• Set exercise: Separate out the lines that hold "ylabel".

• Supplied entries:

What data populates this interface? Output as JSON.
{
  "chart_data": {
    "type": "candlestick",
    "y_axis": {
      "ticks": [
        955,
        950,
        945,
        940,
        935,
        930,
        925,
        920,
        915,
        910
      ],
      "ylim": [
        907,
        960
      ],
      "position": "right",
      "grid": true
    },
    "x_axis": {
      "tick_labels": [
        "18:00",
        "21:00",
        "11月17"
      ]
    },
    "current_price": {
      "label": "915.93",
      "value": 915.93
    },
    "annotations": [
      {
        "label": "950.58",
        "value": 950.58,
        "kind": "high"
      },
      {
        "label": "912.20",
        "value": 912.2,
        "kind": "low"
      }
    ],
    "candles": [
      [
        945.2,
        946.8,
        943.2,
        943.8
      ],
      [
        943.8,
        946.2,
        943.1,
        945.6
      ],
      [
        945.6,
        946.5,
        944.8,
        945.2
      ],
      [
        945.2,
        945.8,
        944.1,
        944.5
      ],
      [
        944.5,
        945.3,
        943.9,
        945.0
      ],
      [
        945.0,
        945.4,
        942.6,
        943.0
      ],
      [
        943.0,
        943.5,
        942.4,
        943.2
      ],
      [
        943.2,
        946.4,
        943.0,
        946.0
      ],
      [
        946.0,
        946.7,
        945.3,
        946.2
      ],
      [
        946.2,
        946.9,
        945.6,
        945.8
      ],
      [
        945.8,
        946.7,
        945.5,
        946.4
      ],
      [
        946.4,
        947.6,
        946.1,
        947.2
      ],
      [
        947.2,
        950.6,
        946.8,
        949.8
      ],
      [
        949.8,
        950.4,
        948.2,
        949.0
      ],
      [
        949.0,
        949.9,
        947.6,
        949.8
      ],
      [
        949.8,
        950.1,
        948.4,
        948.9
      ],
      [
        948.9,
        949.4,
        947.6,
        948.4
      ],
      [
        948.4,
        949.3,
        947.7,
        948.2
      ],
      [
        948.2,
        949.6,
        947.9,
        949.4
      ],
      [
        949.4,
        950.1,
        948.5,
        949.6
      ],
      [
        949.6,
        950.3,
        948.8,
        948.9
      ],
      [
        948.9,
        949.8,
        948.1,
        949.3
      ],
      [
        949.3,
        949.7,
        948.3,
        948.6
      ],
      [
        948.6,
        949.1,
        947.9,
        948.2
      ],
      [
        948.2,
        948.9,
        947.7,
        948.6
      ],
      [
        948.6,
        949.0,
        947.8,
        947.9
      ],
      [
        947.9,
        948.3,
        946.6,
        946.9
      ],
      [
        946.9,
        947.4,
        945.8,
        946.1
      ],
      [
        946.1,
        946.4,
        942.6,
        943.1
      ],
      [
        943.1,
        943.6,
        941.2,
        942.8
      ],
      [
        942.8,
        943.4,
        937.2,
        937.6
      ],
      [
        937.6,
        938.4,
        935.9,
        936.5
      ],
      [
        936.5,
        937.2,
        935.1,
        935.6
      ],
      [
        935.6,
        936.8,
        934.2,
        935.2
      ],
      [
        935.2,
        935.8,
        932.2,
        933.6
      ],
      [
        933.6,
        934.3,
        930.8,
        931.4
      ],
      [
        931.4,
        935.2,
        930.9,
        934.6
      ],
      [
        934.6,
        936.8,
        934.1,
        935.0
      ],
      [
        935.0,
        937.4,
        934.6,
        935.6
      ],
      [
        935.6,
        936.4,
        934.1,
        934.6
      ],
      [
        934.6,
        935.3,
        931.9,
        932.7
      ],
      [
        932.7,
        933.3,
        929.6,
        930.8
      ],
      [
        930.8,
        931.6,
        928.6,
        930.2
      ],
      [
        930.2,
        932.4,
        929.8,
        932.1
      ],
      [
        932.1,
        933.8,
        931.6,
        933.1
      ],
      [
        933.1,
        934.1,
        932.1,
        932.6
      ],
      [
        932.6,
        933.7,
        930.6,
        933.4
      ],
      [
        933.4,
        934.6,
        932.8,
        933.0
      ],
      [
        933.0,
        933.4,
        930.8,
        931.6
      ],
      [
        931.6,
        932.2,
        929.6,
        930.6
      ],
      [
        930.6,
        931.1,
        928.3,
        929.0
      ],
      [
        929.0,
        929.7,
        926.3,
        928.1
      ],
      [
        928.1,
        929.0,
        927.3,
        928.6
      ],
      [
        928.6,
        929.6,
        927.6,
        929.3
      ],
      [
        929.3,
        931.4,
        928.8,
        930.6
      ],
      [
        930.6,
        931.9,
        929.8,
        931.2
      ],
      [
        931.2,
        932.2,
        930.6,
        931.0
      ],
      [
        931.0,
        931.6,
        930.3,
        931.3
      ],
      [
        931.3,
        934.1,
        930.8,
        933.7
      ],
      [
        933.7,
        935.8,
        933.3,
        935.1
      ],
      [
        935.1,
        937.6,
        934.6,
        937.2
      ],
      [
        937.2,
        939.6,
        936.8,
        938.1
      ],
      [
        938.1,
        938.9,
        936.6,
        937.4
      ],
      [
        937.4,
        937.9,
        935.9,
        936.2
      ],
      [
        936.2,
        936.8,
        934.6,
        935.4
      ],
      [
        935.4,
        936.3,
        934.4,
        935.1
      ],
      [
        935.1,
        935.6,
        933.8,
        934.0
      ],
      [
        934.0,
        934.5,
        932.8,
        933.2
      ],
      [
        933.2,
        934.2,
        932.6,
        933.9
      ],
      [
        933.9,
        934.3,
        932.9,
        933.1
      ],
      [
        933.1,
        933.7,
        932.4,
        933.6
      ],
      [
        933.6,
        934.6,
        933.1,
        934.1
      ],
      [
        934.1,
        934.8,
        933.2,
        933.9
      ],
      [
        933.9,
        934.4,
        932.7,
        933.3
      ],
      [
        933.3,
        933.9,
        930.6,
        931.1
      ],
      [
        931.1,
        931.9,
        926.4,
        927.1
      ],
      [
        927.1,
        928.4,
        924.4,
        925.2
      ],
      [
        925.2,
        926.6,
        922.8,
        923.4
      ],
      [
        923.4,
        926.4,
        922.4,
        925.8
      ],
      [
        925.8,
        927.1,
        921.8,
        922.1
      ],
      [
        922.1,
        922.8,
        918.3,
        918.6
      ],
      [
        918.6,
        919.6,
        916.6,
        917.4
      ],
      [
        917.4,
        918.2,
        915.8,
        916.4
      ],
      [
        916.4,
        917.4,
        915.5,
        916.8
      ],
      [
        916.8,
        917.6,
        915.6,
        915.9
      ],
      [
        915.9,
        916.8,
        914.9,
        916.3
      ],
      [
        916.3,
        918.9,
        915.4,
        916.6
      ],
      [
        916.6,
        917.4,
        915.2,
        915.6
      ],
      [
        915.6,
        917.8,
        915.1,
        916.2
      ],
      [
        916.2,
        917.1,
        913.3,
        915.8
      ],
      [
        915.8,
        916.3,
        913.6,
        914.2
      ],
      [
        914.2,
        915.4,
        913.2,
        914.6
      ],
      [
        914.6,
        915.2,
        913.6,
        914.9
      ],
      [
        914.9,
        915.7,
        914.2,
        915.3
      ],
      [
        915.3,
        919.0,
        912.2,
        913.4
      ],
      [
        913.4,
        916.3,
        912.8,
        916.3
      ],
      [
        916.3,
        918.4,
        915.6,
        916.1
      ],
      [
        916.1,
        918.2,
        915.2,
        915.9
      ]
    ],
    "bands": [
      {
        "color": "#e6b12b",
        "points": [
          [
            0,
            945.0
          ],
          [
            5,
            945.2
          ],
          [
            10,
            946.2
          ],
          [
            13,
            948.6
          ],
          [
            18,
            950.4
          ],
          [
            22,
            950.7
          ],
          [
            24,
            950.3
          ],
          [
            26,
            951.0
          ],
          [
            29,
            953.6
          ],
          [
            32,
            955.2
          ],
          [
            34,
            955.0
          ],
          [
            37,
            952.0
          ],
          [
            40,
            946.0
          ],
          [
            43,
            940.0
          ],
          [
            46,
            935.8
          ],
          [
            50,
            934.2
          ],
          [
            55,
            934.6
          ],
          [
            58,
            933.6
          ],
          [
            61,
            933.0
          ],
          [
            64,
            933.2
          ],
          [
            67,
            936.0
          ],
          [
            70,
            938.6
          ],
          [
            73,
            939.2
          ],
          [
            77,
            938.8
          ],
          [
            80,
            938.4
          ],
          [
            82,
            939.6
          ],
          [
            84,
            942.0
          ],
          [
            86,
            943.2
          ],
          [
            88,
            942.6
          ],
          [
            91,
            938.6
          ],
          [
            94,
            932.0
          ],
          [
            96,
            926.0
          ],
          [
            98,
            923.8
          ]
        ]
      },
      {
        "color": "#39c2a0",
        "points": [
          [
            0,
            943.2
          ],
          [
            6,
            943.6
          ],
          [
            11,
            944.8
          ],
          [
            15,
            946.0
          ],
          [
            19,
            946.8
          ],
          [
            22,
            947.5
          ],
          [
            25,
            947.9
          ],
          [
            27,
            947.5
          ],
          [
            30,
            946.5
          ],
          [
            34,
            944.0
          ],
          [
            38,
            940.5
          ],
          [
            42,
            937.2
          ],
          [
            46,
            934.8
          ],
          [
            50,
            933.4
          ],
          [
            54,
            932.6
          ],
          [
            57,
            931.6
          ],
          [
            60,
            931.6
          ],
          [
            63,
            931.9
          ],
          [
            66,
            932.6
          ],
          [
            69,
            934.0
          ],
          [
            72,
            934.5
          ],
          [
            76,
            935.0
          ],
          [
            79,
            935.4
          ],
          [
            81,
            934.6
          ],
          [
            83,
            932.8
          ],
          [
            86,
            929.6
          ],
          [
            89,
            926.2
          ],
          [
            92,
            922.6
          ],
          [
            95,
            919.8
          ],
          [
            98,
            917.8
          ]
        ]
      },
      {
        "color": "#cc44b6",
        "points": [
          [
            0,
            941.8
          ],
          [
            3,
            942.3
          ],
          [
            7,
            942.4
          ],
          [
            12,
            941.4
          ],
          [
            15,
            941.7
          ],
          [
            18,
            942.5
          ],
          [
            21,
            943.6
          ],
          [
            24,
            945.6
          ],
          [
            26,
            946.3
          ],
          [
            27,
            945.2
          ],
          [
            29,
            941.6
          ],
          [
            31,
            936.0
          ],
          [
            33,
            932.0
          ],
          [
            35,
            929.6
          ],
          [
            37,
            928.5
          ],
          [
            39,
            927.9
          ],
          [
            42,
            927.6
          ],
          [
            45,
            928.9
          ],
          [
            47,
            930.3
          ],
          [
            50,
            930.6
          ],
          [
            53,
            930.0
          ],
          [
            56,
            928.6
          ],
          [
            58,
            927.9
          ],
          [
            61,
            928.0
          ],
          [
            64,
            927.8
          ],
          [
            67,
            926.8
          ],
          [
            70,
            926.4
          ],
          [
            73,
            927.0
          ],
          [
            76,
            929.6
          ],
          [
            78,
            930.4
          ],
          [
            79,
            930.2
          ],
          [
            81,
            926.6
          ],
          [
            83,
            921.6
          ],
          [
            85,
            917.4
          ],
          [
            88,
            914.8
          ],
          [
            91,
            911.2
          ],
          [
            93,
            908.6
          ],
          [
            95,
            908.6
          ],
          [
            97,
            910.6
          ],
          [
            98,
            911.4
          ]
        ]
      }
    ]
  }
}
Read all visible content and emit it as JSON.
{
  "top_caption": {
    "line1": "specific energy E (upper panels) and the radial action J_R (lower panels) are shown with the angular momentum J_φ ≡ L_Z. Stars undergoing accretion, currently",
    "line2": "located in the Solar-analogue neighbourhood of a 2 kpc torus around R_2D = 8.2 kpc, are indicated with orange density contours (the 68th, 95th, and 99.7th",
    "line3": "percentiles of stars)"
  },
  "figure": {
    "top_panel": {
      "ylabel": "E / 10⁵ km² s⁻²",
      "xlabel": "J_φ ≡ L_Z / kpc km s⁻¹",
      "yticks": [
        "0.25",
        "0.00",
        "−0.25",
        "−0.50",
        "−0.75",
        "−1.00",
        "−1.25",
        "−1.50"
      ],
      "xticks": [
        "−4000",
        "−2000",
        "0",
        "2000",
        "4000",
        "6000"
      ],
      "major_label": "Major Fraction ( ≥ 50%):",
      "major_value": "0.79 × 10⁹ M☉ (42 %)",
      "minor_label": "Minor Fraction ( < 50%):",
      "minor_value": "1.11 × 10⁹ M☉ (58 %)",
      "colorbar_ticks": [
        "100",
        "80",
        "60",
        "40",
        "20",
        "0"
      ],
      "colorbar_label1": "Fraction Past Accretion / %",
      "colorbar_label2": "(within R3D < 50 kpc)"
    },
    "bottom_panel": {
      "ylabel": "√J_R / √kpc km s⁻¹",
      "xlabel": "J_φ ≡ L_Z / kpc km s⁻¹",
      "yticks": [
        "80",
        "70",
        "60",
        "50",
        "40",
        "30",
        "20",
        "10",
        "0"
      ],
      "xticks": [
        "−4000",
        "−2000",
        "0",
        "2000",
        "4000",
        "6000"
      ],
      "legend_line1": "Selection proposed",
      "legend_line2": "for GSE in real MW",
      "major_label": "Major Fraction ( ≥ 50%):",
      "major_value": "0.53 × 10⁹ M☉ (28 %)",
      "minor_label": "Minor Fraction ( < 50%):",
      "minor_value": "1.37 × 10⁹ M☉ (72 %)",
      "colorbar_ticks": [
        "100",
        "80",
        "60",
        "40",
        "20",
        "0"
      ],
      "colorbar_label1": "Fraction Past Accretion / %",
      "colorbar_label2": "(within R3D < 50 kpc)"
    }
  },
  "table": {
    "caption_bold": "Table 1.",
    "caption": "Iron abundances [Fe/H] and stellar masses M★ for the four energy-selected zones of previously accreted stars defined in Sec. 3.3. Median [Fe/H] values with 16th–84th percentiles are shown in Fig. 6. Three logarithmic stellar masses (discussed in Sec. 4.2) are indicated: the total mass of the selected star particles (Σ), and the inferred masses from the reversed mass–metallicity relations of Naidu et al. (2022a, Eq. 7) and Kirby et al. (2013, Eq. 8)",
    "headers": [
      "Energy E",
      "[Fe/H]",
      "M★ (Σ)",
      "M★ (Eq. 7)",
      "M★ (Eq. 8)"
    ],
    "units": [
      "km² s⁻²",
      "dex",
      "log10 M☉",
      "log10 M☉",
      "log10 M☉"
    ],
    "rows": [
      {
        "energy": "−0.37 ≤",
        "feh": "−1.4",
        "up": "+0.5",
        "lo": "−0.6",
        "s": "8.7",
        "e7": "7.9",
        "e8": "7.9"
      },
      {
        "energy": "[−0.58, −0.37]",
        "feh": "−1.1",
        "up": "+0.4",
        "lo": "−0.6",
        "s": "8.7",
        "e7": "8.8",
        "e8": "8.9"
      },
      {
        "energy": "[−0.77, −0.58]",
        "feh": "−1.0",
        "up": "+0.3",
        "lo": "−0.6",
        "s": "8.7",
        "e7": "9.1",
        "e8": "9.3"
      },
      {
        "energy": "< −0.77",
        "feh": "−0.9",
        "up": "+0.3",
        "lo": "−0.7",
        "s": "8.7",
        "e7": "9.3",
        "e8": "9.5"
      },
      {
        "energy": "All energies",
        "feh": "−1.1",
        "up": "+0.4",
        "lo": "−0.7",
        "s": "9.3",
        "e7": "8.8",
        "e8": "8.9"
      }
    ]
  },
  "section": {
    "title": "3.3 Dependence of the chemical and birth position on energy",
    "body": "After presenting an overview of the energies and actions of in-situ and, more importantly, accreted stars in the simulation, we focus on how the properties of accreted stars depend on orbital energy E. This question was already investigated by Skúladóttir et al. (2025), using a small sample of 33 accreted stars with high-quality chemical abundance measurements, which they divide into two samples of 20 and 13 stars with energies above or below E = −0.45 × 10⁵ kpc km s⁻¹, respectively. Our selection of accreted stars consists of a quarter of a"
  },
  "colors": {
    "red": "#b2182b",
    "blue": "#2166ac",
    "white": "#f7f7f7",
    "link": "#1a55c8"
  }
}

• Answer:
      "ylabel": "E / 10⁵ km² s⁻²",
      "ylabel": "√J_R / √kpc km s⁻¹",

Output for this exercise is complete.